>> BEGIN TASK MATERIAL
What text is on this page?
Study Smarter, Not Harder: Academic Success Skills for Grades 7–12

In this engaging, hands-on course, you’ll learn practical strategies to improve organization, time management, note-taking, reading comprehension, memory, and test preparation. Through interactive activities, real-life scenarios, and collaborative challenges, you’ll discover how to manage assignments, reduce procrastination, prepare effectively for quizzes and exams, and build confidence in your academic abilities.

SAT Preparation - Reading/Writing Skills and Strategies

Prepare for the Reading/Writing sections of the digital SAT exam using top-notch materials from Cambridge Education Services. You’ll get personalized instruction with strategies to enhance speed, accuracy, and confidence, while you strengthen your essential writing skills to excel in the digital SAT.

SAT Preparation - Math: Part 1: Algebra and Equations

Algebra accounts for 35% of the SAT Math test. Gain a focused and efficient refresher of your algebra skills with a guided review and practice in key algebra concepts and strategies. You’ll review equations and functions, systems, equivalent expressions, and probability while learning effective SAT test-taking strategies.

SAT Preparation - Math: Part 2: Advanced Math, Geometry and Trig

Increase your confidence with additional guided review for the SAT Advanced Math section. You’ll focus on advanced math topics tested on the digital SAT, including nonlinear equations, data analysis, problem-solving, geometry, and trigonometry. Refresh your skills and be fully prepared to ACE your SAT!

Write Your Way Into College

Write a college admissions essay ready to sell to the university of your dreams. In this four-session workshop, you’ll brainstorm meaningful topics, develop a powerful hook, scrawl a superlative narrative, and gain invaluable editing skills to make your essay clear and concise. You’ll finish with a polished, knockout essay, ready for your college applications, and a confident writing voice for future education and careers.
>> END TASK MATERIAL
## DIRECTIONS FOR THIS TASK
Identify each line containing the string "Write" and copy it out.

## FULL SOLUTION
Write Your Way Into College
Write a college admissions essay ready to sell to the university of your dreams. In this four-session workshop, you’ll brainstorm meaningful topics, develop a powerful hook, scrawl a superlative narrative, and gain invaluable editing skills to make your essay clear and concise. You’ll finish with a polished, knockout essay, ready for your college applications, and a confident writing voice for future education and careers.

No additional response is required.